| REQUIRED TASK |
Write out the whole listing again, exactly as given.

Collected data
-- Begin --
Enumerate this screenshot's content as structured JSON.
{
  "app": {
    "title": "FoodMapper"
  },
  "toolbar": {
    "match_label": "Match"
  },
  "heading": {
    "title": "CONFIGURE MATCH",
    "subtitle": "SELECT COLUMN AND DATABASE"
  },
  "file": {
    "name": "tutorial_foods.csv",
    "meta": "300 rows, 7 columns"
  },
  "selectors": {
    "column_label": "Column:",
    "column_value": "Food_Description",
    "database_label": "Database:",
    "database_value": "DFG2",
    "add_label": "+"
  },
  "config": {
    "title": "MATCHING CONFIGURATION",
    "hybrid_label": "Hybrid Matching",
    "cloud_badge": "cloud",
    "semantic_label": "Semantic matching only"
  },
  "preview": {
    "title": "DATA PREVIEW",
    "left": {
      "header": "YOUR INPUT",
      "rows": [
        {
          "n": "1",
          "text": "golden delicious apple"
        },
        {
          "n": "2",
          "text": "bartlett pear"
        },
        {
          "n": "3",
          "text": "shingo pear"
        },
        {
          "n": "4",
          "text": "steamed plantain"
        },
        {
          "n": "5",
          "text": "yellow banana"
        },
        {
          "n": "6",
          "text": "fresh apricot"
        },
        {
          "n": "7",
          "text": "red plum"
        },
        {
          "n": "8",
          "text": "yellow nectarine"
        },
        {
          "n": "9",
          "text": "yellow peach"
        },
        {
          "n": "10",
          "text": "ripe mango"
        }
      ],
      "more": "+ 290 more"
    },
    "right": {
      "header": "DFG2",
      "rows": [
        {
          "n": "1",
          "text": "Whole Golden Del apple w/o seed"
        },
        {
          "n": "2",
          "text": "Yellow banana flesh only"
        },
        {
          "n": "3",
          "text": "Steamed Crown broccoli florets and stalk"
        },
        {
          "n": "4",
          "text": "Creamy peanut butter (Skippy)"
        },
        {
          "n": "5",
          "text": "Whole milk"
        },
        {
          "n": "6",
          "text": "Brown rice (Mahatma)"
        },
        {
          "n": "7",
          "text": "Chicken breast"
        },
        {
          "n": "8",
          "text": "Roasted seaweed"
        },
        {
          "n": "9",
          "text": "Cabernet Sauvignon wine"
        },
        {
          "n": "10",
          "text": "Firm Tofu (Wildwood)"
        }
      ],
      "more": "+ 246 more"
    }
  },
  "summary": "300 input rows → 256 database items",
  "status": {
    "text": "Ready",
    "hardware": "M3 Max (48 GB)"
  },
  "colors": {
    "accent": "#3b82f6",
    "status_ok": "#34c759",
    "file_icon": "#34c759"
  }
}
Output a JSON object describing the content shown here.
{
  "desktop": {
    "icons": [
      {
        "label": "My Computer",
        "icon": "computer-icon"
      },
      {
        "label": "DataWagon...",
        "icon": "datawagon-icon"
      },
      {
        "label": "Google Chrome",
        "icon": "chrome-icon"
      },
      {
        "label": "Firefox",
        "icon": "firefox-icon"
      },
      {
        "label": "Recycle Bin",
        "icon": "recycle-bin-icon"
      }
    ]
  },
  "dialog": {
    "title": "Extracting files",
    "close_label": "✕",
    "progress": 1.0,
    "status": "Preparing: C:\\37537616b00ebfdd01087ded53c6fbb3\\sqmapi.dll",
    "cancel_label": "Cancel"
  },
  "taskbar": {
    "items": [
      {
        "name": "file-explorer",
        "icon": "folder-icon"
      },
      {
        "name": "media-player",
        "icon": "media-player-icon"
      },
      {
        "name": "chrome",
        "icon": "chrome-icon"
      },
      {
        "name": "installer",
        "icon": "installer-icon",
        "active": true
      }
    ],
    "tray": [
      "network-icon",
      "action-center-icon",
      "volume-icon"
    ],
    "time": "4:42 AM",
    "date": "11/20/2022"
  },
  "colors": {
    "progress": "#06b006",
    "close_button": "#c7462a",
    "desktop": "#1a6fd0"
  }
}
-- End --
| RESPONSE TO THIS TASK |
Enumerate this screenshot's content as structured JSON.
{
  "app": {
    "title": "FoodMapper"
  },
  "toolbar": {
    "match_label": "Match"
  },
  "heading": {
    "title": "CONFIGURE MATCH",
    "subtitle": "SELECT COLUMN AND DATABASE"
  },
  "file": {
    "name": "tutorial_foods.csv",
    "meta": "300 rows, 7 columns"
  },
  "selectors": {
    "column_label": "Column:",
    "column_value": "Food_Description",
    "database_label": "Database:",
    "database_value": "DFG2",
    "add_label": "+"
  },
  "config": {
    "title": "MATCHING CONFIGURATION",
    "hybrid_label": "Hybrid Matching",
    "cloud_badge": "cloud",
    "semantic_label": "Semantic matching only"
  },
  "preview": {
    "title": "DATA PREVIEW",
    "left": {
      "header": "YOUR INPUT",
      "rows": [
        {
          "n": "1",
          "text": "golden delicious apple"
        },
        {
          "n": "2",
          "text": "bartlett pear"
        },
        {
          "n": "3",
          "text": "shingo pear"
        },
        {
          "n": "4",
          "text": "steamed plantain"
        },
        {
          "n": "5",
          "text": "yellow banana"
        },
        {
          "n": "6",
          "text": "fresh apricot"
        },
        {
          "n": "7",
          "text": "red plum"
        },
        {
          "n": "8",
          "text": "yellow nectarine"
        },
        {
          "n": "9",
          "text": "yellow peach"
        },
        {
          "n": "10",
          "text": "ripe mango"
        }
      ],
      "more": "+ 290 more"
    },
    "right": {
      "header": "DFG2",
      "rows": [
        {
          "n": "1",
          "text": "Whole Golden Del apple w/o seed"
        },
        {
          "n": "2",
          "text": "Yellow banana flesh only"
        },
        {
          "n": "3",
          "text": "Steamed Crown broccoli florets and stalk"
        },
        {
          "n": "4",
          "text": "Creamy peanut butter (Skippy)"
        },
        {
          "n": "5",
          "text": "Whole milk"
        },
        {
          "n": "6",
          "text": "Brown rice (Mahatma)"
        },
        {
          "n": "7",
          "text": "Chicken breast"
        },
        {
          "n": "8",
          "text": "Roasted seaweed"
        },
        {
          "n": "9",
          "text": "Cabernet Sauvignon wine"
        },
        {
          "n": "10",
          "text": "Firm Tofu (Wildwood)"
        }
      ],
      "more": "+ 246 more"
    }
  },
  "summary": "300 input rows → 256 database items",
  "status": {
    "text": "Ready",
    "hardware": "M3 Max (48 GB)"
  },
  "colors": {
    "accent": "#3b82f6",
    "status_ok": "#34c759",
    "file_icon": "#34c759"
  }
}
Output a JSON object describing the content shown here.
{
  "desktop": {
    "icons": [
      {
        "label": "My Computer",
        "icon": "computer-icon"
      },
      {
        "label": "DataWagon...",
        "icon": "datawagon-icon"
      },
      {
        "label": "Google Chrome",
        "icon": "chrome-icon"
      },
      {
        "label": "Firefox",
        "icon": "firefox-icon"
      },
      {
        "label": "Recycle Bin",
        "icon": "recycle-bin-icon"
      }
    ]
  },
  "dialog": {
    "title": "Extracting files",
    "close_label": "✕",
    "progress": 1.0,
    "status": "Preparing: C:\\37537616b00ebfdd01087ded53c6fbb3\\sqmapi.dll",
    "cancel_label": "Cancel"
  },
  "taskbar": {
    "items": [
      {
        "name": "file-explorer",
        "icon": "folder-icon"
      },
      {
        "name": "media-player",
        "icon": "media-player-icon"
      },
      {
        "name": "chrome",
        "icon": "chrome-icon"
      },
      {
        "name": "installer",
        "icon": "installer-icon",
        "active": true
      }
    ],
    "tray": [
      "network-icon",
      "action-center-icon",
      "volume-icon"
    ],
    "time": "4:42 AM",
    "date": "11/20/2022"
  },
  "colors": {
    "progress": "#06b006",
    "close_button": "#c7462a",
    "desktop": "#1a6fd0"
  }
}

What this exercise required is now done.